▸ Aim:
Can you give all the records again without altering a single character?

▸ Items:
━━━━━━━━━━
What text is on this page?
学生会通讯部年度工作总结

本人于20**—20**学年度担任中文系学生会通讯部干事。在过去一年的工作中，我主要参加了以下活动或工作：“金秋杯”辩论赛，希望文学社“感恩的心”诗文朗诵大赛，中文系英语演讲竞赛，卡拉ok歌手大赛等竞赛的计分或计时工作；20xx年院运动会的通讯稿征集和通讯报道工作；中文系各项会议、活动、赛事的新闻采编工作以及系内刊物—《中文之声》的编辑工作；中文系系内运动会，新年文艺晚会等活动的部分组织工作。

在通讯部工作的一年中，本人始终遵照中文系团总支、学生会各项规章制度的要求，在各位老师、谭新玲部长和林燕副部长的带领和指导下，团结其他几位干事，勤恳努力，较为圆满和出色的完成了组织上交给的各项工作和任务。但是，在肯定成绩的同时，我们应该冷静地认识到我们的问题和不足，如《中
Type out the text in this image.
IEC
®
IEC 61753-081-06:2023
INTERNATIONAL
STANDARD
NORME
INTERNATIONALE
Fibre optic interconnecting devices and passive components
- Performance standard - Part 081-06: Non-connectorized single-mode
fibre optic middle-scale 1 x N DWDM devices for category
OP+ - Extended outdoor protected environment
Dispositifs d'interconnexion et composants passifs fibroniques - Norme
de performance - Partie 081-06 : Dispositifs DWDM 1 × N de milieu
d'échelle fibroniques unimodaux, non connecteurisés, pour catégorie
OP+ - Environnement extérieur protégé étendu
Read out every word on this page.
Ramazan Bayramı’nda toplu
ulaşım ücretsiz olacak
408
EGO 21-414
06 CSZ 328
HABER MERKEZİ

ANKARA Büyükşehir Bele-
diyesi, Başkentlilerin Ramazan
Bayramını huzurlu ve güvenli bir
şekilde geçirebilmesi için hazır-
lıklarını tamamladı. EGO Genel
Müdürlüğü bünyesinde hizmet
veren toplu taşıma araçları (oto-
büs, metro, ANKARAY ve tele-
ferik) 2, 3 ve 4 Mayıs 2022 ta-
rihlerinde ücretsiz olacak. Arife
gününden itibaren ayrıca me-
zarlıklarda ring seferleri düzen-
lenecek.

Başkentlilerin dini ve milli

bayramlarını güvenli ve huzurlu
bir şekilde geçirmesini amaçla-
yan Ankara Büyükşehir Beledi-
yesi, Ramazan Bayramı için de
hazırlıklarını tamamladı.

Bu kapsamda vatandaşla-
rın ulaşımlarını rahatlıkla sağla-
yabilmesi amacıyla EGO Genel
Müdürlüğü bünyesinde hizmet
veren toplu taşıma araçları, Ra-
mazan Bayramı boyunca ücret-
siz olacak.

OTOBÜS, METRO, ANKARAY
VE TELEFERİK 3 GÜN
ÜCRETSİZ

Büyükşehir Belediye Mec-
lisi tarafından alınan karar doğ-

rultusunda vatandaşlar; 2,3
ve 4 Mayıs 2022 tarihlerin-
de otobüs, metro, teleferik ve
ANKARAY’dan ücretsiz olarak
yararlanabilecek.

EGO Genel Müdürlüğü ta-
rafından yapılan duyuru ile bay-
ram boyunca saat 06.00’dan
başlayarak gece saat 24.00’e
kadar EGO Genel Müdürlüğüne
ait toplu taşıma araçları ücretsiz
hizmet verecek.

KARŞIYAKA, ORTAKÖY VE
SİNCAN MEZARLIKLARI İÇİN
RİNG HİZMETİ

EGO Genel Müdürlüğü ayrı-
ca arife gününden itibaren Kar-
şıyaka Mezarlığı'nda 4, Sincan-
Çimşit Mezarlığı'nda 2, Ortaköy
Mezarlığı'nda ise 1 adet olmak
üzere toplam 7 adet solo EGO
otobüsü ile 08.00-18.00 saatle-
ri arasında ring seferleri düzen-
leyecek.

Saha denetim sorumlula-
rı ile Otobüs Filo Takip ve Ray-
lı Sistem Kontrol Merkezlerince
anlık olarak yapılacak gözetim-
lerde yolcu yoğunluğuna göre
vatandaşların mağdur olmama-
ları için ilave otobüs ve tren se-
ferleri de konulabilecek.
━━━━━━━━━━
▸ Answer to this problem:
What text is on this page?
学生会通讯部年度工作总结

本人于20**—20**学年度担任中文系学生会通讯部干事。在过去一年的工作中，我主要参加了以下活动或工作：“金秋杯”辩论赛，希望文学社“感恩的心”诗文朗诵大赛，中文系英语演讲竞赛，卡拉ok歌手大赛等竞赛的计分或计时工作；20xx年院运动会的通讯稿征集和通讯报道工作；中文系各项会议、活动、赛事的新闻采编工作以及系内刊物—《中文之声》的编辑工作；中文系系内运动会，新年文艺晚会等活动的部分组织工作。

在通讯部工作的一年中，本人始终遵照中文系团总支、学生会各项规章制度的要求，在各位老师、谭新玲部长和林燕副部长的带领和指导下，团结其他几位干事，勤恳努力，较为圆满和出色的完成了组织上交给的各项工作和任务。但是，在肯定成绩的同时，我们应该冷静地认识到我们的问题和不足，如《中
Type out the text in this image.
IEC
®
IEC 61753-081-06:2023
INTERNATIONAL
STANDARD
NORME
INTERNATIONALE
Fibre optic interconnecting devices and passive components
- Performance standard - Part 081-06: Non-connectorized single-mode
fibre optic middle-scale 1 x N DWDM devices for category
OP+ - Extended outdoor protected environment
Dispositifs d'interconnexion et composants passifs fibroniques - Norme
de performance - Partie 081-06 : Dispositifs DWDM 1 × N de milieu
d'échelle fibroniques unimodaux, non connecteurisés, pour catégorie
OP+ - Environnement extérieur protégé étendu
Read out every word on this page.
Ramazan Bayramı’nda toplu
ulaşım ücretsiz olacak
408
EGO 21-414
06 CSZ 328
HABER MERKEZİ

ANKARA Büyükşehir Bele-
diyesi, Başkentlilerin Ramazan
Bayramını huzurlu ve güvenli bir
şekilde geçirebilmesi için hazır-
lıklarını tamamladı. EGO Genel
Müdürlüğü bünyesinde hizmet
veren toplu taşıma araçları (oto-
büs, metro, ANKARAY ve tele-
ferik) 2, 3 ve 4 Mayıs 2022 ta-
rihlerinde ücretsiz olacak. Arife
gününden itibaren ayrıca me-
zarlıklarda ring seferleri düzen-
lenecek.

Başkentlilerin dini ve milli

bayramlarını güvenli ve huzurlu
bir şekilde geçirmesini amaçla-
yan Ankara Büyükşehir Beledi-
yesi, Ramazan Bayramı için de
hazırlıklarını tamamladı.

Bu kapsamda vatandaşla-
rın ulaşımlarını rahatlıkla sağla-
yabilmesi amacıyla EGO Genel
Müdürlüğü bünyesinde hizmet
veren toplu taşıma araçları, Ra-
mazan Bayramı boyunca ücret-
siz olacak.

OTOBÜS, METRO, ANKARAY
VE TELEFERİK 3 GÜN
ÜCRETSİZ

Büyükşehir Belediye Mec-
lisi tarafından alınan karar doğ-

rultusunda vatandaşlar; 2,3
ve 4 Mayıs 2022 tarihlerin-
de otobüs, metro, teleferik ve
ANKARAY’dan ücretsiz olarak
yararlanabilecek.

EGO Genel Müdürlüğü ta-
rafından yapılan duyuru ile bay-
ram boyunca saat 06.00’dan
başlayarak gece saat 24.00’e
kadar EGO Genel Müdürlüğüne
ait toplu taşıma araçları ücretsiz
hizmet verecek.

KARŞIYAKA, ORTAKÖY VE
SİNCAN MEZARLIKLARI İÇİN
RİNG HİZMETİ

EGO Genel Müdürlüğü ayrı-
ca arife gününden itibaren Kar-
şıyaka Mezarlığı'nda 4, Sincan-
Çimşit Mezarlığı'nda 2, Ortaköy
Mezarlığı'nda ise 1 adet olmak
üzere toplam 7 adet solo EGO
otobüsü ile 08.00-18.00 saatle-
ri arasında ring seferleri düzen-
leyecek.

Saha denetim sorumlula-
rı ile Otobüs Filo Takip ve Ray-
lı Sistem Kontrol Merkezlerince
anlık olarak yapılacak gözetim-
lerde yolcu yoğunluğuna göre
vatandaşların mağdur olmama-
ları için ilave otobüs ve tren se-
ferleri de konulabilecek.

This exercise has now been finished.